» Stored dataset items:
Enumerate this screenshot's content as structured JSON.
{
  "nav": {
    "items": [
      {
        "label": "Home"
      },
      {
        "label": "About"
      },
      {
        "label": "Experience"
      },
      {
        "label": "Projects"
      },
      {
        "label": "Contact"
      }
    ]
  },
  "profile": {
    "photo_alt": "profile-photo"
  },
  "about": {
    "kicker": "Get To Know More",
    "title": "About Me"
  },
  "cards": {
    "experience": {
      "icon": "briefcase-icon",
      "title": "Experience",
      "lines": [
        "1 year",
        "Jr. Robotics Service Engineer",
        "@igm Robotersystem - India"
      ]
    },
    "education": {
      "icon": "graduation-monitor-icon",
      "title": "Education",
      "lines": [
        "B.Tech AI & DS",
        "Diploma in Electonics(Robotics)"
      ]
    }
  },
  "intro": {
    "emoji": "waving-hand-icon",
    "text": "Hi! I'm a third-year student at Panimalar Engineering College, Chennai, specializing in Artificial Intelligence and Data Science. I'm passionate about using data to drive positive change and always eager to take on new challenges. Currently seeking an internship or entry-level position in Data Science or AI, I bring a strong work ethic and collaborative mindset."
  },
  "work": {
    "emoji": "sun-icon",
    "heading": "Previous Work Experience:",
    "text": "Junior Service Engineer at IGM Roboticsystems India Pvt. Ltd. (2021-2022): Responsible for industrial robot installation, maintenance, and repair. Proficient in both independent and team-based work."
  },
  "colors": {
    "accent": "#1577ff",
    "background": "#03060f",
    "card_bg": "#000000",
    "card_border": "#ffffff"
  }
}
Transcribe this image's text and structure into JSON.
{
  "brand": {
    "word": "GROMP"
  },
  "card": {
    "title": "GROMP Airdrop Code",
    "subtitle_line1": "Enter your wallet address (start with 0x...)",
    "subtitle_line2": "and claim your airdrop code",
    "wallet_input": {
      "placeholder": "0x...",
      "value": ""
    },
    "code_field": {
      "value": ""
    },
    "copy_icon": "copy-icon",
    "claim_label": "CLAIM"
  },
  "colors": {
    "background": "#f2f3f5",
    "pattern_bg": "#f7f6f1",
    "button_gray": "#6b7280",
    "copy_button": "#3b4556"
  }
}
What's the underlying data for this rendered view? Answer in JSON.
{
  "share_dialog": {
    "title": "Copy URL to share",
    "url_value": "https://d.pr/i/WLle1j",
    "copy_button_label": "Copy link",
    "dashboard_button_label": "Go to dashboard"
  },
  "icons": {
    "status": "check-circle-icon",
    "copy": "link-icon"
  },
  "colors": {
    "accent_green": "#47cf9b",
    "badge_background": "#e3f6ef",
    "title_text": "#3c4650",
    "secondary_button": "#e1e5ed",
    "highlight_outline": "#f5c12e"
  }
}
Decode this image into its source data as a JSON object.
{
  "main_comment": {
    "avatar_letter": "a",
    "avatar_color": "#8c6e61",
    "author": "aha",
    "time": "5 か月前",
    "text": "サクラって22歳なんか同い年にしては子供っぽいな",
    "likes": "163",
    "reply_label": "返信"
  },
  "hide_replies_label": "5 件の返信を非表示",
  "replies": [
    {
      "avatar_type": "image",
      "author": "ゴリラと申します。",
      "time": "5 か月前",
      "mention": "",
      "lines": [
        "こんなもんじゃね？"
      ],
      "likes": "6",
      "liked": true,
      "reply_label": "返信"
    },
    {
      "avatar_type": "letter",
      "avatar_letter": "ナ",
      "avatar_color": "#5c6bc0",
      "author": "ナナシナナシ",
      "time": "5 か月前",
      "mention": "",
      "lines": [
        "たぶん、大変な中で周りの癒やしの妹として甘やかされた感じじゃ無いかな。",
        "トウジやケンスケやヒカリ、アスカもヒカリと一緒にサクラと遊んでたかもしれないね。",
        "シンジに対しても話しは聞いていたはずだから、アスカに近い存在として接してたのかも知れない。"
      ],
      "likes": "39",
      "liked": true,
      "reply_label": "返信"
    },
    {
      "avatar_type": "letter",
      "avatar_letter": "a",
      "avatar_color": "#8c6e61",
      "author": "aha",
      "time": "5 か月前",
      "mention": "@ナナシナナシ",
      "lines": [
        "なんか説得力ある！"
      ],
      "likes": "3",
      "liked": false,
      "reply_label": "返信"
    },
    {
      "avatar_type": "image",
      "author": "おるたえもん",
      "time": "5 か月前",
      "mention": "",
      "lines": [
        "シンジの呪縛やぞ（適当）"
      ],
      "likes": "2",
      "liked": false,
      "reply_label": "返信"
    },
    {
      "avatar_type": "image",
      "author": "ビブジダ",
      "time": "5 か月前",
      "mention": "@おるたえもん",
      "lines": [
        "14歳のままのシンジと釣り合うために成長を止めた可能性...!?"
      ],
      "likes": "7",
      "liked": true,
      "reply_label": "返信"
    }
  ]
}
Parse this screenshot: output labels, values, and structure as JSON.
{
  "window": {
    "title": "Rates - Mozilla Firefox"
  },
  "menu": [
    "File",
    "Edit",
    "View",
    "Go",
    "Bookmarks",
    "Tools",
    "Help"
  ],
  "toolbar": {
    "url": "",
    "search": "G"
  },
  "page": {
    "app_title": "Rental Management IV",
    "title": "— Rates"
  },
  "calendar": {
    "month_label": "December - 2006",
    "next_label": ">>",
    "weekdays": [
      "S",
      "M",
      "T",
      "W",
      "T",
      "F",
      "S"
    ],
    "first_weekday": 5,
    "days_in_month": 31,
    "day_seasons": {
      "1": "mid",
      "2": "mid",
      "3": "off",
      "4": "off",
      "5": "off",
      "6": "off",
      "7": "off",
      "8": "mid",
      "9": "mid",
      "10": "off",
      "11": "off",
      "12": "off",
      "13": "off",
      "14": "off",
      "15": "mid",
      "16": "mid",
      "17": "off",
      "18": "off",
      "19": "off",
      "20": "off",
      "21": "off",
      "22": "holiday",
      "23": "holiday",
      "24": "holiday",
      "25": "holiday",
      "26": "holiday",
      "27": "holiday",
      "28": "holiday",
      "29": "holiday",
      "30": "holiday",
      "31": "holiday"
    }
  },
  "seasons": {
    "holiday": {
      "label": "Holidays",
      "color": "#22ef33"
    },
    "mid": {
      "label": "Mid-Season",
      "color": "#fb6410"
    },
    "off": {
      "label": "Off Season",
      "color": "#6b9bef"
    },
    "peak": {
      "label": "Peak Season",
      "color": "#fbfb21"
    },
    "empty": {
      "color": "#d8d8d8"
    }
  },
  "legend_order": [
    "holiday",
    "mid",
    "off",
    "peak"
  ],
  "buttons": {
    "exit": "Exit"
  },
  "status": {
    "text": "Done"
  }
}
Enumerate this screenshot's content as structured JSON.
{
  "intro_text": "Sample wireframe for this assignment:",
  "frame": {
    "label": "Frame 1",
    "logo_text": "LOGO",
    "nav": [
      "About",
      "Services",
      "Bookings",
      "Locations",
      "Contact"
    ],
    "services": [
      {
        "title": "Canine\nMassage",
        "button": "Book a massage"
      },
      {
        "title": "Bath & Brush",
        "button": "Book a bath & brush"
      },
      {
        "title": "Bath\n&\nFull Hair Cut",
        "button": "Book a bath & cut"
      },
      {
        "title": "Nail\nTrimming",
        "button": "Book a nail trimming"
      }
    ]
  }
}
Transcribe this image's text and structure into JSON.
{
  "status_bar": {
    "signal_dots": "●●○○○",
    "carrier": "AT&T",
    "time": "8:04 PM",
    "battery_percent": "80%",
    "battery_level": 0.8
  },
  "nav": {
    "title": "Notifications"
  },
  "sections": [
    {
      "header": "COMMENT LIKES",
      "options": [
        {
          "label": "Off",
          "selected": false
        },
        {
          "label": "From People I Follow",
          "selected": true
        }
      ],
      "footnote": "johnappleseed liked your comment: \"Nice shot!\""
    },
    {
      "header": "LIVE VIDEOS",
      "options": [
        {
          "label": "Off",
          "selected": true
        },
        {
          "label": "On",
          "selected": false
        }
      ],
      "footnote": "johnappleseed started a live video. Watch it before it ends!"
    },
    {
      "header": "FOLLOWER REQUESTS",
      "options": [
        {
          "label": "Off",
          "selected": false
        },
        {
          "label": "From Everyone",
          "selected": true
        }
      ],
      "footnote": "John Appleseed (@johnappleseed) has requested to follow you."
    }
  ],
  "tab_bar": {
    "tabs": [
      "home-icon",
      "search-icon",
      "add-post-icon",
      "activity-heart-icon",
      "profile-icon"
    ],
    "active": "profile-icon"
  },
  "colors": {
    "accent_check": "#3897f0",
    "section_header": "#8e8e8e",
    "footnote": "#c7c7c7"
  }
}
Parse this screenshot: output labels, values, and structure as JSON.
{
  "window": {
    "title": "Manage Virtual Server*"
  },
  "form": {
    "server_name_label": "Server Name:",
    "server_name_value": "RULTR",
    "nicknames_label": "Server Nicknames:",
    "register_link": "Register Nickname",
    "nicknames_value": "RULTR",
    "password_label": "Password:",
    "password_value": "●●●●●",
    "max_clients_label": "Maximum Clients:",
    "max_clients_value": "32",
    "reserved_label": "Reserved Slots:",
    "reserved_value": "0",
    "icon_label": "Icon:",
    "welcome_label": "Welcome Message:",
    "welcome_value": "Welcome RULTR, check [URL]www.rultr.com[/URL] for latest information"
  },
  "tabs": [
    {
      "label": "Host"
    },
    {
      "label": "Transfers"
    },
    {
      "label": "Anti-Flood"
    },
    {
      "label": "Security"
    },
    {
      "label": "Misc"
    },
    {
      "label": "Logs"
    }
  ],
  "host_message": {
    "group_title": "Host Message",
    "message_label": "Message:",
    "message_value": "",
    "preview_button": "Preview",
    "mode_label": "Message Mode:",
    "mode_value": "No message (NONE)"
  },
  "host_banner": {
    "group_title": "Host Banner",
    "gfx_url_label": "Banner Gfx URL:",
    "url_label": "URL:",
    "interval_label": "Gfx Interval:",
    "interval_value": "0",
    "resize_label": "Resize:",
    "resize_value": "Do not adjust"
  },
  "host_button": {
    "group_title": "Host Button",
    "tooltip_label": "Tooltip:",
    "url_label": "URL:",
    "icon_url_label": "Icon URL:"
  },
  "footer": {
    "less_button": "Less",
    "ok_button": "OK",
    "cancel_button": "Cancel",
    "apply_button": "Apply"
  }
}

» Task details:
Report each line in the data that holds the word "profile".

» Answer to the problem:
  "profile": {
    "photo_alt": "profile-photo"
      "profile-icon"
    "active": "profile-icon"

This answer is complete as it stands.